● **Listing**
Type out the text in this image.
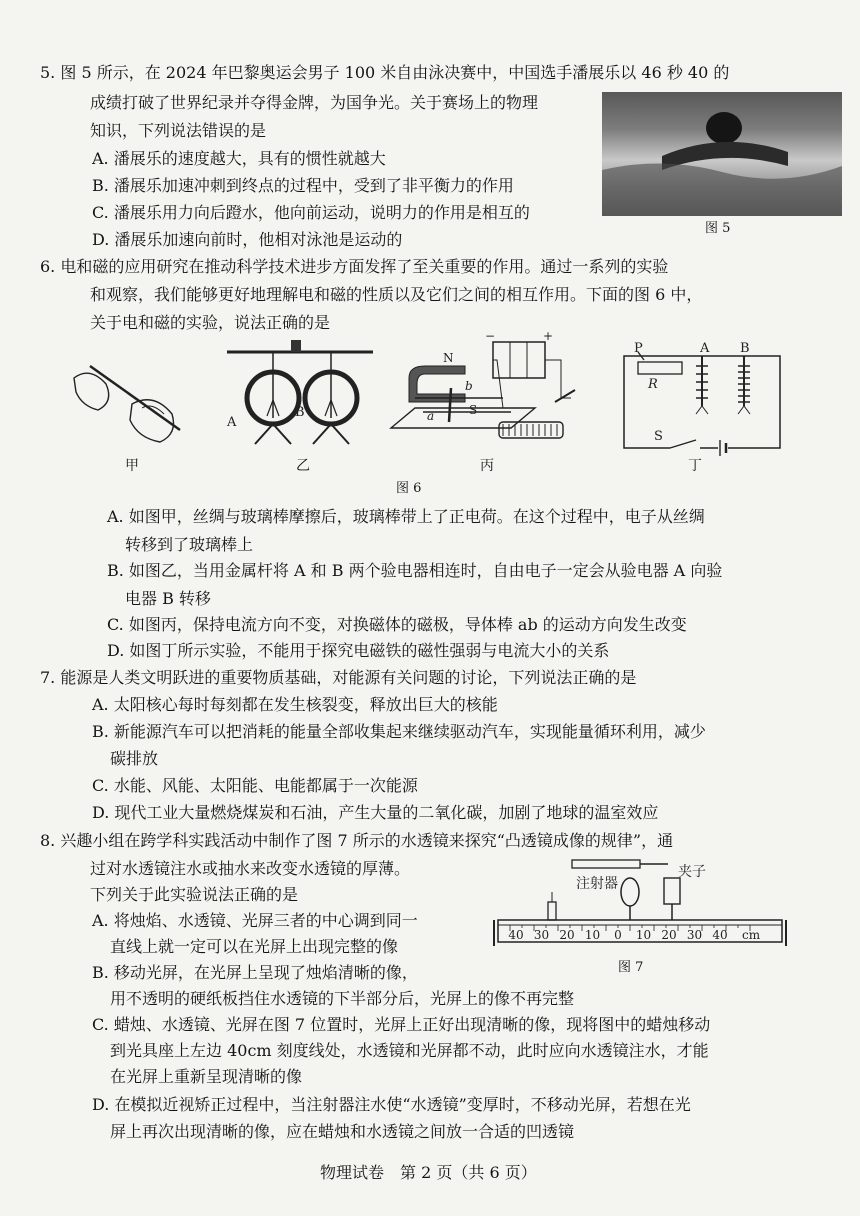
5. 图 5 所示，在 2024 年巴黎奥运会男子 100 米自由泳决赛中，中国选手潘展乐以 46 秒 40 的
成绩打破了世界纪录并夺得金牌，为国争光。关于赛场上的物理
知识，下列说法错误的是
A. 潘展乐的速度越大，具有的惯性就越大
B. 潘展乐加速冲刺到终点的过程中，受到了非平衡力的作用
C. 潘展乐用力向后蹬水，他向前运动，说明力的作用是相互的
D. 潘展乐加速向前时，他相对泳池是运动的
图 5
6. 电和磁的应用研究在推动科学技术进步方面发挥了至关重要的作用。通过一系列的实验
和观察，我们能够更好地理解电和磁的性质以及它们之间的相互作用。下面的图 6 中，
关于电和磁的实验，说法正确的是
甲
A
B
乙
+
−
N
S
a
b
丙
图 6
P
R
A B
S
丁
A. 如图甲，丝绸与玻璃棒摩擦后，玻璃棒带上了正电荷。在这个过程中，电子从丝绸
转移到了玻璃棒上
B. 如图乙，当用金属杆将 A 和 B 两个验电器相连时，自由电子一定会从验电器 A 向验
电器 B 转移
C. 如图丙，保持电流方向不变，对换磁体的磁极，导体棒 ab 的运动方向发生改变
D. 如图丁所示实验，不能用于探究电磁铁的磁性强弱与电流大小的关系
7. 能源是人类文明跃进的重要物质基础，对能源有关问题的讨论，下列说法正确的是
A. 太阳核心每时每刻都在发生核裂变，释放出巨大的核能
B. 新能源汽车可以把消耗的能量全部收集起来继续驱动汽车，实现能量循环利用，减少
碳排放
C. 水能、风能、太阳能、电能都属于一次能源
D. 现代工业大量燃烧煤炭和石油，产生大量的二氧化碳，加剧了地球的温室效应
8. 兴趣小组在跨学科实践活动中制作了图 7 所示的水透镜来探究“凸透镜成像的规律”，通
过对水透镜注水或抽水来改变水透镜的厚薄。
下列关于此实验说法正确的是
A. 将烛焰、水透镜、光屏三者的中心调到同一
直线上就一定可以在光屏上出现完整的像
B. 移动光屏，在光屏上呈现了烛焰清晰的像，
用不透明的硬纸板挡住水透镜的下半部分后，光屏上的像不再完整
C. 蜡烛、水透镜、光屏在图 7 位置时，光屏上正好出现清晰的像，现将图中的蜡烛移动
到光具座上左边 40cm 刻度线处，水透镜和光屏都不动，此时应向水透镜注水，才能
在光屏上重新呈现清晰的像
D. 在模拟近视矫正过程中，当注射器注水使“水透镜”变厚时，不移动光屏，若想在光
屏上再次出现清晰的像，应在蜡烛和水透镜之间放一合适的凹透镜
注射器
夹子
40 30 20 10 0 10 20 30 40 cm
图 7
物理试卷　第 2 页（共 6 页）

● **Task to complete**
Extract all the data above exactly, excluding every picture.

● **Solution to this problem**
Type out the text in this image.
5. 图 5 所示，在 2024 年巴黎奥运会男子 100 米自由泳决赛中，中国选手潘展乐以 46 秒 40 的
成绩打破了世界纪录并夺得金牌，为国争光。关于赛场上的物理
知识，下列说法错误的是
A. 潘展乐的速度越大，具有的惯性就越大
B. 潘展乐加速冲刺到终点的过程中，受到了非平衡力的作用
C. 潘展乐用力向后蹬水，他向前运动，说明力的作用是相互的
D. 潘展乐加速向前时，他相对泳池是运动的
图 5
6. 电和磁的应用研究在推动科学技术进步方面发挥了至关重要的作用。通过一系列的实验
和观察，我们能够更好地理解电和磁的性质以及它们之间的相互作用。下面的图 6 中，
关于电和磁的实验，说法正确的是
甲
A
B
乙
+
−
N
S
a
b
丙
图 6
P
R
A B
S
丁
A. 如图甲，丝绸与玻璃棒摩擦后，玻璃棒带上了正电荷。在这个过程中，电子从丝绸
转移到了玻璃棒上
B. 如图乙，当用金属杆将 A 和 B 两个验电器相连时，自由电子一定会从验电器 A 向验
电器 B 转移
C. 如图丙，保持电流方向不变，对换磁体的磁极，导体棒 ab 的运动方向发生改变
D. 如图丁所示实验，不能用于探究电磁铁的磁性强弱与电流大小的关系
7. 能源是人类文明跃进的重要物质基础，对能源有关问题的讨论，下列说法正确的是
A. 太阳核心每时每刻都在发生核裂变，释放出巨大的核能
B. 新能源汽车可以把消耗的能量全部收集起来继续驱动汽车，实现能量循环利用，减少
碳排放
C. 水能、风能、太阳能、电能都属于一次能源
D. 现代工业大量燃烧煤炭和石油，产生大量的二氧化碳，加剧了地球的温室效应
8. 兴趣小组在跨学科实践活动中制作了图 7 所示的水透镜来探究“凸透镜成像的规律”，通
过对水透镜注水或抽水来改变水透镜的厚薄。
下列关于此实验说法正确的是
A. 将烛焰、水透镜、光屏三者的中心调到同一
直线上就一定可以在光屏上出现完整的像
B. 移动光屏，在光屏上呈现了烛焰清晰的像，
用不透明的硬纸板挡住水透镜的下半部分后，光屏上的像不再完整
C. 蜡烛、水透镜、光屏在图 7 位置时，光屏上正好出现清晰的像，现将图中的蜡烛移动
到光具座上左边 40cm 刻度线处，水透镜和光屏都不动，此时应向水透镜注水，才能
在光屏上重新呈现清晰的像
D. 在模拟近视矫正过程中，当注射器注水使“水透镜”变厚时，不移动光屏，若想在光
屏上再次出现清晰的像，应在蜡烛和水透镜之间放一合适的凹透镜
注射器
夹子
40 30 20 10 0 10 20 30 40 cm
图 7
物理试卷　第 2 页（共 6 页）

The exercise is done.